**RECORDS TO USE:**
....................

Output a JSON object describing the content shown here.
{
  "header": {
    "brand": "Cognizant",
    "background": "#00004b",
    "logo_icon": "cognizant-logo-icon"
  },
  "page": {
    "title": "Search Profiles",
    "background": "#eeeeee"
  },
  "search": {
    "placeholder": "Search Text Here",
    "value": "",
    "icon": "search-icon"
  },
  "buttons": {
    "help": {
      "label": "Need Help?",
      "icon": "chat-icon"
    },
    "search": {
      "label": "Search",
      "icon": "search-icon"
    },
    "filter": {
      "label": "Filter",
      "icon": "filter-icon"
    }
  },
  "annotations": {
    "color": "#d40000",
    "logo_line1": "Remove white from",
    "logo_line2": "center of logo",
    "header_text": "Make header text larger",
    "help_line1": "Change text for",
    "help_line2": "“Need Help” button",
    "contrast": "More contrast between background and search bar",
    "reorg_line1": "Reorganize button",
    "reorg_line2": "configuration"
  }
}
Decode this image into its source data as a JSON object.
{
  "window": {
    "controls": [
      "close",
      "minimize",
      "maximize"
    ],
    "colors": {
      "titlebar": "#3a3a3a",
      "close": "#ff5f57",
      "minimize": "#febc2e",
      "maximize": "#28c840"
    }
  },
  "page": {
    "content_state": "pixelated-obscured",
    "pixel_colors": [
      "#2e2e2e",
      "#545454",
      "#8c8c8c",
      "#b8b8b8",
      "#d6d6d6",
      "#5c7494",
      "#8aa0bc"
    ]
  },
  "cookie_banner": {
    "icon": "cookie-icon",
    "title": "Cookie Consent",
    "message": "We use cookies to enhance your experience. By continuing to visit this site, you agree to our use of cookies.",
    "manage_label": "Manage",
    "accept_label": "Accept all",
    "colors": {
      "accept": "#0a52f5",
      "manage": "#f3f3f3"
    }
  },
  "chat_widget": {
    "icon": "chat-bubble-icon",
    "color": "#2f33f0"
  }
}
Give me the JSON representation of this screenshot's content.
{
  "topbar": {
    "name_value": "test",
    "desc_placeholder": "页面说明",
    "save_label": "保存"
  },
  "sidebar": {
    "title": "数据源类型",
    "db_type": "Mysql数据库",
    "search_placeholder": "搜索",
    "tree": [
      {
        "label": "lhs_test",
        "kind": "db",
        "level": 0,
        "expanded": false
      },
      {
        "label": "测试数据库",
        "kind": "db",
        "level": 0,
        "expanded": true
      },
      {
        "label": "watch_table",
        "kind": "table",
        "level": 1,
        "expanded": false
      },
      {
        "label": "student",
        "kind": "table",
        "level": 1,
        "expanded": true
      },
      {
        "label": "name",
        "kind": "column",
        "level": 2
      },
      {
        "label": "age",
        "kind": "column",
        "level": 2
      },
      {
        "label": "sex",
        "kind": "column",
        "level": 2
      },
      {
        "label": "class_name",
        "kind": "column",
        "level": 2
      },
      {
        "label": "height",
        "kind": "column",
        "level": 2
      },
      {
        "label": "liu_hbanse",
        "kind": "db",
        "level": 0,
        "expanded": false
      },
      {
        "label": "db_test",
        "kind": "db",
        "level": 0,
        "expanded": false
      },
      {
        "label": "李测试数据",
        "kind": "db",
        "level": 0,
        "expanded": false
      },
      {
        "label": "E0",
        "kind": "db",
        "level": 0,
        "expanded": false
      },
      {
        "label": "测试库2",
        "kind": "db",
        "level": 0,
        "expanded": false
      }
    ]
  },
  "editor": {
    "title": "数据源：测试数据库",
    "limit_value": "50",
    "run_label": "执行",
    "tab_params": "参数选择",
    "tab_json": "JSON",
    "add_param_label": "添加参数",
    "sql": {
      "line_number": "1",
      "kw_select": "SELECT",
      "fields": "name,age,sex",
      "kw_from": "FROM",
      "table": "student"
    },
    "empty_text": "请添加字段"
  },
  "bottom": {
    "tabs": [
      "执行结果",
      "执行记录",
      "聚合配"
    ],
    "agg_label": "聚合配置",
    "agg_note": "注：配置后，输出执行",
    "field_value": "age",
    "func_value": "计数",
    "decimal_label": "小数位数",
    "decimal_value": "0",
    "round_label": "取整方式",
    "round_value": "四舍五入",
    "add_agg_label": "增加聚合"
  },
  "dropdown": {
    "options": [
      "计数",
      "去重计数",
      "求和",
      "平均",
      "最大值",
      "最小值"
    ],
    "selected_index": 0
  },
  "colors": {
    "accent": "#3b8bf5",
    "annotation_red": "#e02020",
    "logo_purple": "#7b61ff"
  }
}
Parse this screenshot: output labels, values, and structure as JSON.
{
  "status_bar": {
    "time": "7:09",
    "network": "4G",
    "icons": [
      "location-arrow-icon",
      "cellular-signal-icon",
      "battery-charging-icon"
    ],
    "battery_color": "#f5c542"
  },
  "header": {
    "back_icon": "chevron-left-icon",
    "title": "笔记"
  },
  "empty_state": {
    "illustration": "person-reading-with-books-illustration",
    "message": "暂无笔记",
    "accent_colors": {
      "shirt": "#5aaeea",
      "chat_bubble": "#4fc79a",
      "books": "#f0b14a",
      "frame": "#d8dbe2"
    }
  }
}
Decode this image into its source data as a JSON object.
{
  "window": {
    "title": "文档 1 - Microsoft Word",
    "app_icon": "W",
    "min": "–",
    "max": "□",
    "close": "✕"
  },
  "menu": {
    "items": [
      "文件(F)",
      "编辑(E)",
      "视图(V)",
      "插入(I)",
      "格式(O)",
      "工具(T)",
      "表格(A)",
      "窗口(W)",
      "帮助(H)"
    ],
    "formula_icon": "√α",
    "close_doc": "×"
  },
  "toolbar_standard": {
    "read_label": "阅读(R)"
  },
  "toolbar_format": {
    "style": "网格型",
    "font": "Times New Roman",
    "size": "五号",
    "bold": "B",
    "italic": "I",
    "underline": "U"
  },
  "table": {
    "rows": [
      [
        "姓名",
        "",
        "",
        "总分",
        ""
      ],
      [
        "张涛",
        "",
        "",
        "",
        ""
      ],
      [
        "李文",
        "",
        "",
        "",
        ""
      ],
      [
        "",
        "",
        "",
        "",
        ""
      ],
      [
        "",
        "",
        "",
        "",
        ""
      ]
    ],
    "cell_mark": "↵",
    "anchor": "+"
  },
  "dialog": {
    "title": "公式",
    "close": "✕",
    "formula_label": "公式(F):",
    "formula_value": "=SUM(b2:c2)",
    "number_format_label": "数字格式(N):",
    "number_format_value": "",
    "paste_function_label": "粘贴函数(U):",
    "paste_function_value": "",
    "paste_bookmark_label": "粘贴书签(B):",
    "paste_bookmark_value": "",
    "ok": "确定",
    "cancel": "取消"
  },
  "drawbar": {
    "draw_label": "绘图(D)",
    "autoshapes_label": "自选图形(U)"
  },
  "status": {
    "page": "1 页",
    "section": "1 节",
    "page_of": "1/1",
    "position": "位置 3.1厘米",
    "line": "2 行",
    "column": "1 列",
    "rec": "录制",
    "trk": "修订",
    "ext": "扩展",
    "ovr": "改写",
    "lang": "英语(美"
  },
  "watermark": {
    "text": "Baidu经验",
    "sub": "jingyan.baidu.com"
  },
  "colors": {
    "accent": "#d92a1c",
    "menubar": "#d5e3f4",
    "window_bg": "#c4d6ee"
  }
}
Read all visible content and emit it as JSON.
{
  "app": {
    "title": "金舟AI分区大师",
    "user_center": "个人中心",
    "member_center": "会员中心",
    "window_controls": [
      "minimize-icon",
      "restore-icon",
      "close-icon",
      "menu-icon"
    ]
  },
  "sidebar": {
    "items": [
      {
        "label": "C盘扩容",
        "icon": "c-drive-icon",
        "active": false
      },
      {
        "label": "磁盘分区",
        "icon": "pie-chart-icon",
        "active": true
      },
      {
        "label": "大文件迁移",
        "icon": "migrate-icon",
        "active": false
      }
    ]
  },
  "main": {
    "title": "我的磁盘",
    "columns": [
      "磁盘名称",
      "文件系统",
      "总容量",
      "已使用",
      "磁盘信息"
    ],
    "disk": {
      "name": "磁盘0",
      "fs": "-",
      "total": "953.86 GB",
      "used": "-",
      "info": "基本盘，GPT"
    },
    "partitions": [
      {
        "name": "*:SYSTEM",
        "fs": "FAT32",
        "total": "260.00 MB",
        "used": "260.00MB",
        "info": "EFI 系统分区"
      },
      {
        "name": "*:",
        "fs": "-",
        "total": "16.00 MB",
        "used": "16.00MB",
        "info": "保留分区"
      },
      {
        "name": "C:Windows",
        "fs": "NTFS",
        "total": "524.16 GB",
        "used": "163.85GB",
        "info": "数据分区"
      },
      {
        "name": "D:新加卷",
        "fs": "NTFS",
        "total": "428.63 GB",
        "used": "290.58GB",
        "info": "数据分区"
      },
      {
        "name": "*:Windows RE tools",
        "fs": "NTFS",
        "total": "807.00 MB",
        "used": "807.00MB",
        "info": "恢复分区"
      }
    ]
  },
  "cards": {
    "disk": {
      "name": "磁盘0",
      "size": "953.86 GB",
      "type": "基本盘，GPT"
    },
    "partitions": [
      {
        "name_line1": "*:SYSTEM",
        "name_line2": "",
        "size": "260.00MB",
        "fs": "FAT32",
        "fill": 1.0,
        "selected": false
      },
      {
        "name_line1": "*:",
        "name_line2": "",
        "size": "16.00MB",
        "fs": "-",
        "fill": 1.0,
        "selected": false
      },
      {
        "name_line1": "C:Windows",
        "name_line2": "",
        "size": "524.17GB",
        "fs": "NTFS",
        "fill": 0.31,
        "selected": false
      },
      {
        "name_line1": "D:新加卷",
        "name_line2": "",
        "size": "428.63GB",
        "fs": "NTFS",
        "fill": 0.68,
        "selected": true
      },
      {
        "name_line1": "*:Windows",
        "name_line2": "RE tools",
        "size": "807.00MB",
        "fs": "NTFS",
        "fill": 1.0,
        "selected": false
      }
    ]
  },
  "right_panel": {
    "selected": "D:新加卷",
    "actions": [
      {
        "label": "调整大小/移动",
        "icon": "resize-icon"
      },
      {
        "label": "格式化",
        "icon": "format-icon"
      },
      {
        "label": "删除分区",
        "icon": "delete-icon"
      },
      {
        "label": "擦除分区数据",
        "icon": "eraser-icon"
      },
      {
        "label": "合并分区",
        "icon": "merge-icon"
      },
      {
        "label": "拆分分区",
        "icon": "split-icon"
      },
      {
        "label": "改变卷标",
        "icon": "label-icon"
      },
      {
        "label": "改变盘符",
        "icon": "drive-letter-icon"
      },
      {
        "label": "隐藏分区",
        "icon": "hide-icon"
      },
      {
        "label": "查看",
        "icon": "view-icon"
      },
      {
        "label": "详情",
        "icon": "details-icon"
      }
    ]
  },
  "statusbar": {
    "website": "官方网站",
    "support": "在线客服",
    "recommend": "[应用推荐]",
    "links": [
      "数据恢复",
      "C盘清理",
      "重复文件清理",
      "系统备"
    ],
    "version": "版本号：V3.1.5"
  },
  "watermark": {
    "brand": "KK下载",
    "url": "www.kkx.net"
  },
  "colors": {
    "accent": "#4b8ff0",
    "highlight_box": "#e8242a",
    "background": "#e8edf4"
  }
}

....................

Among the entries above, how many lines include the word "tools"? Give the number with no comment.

2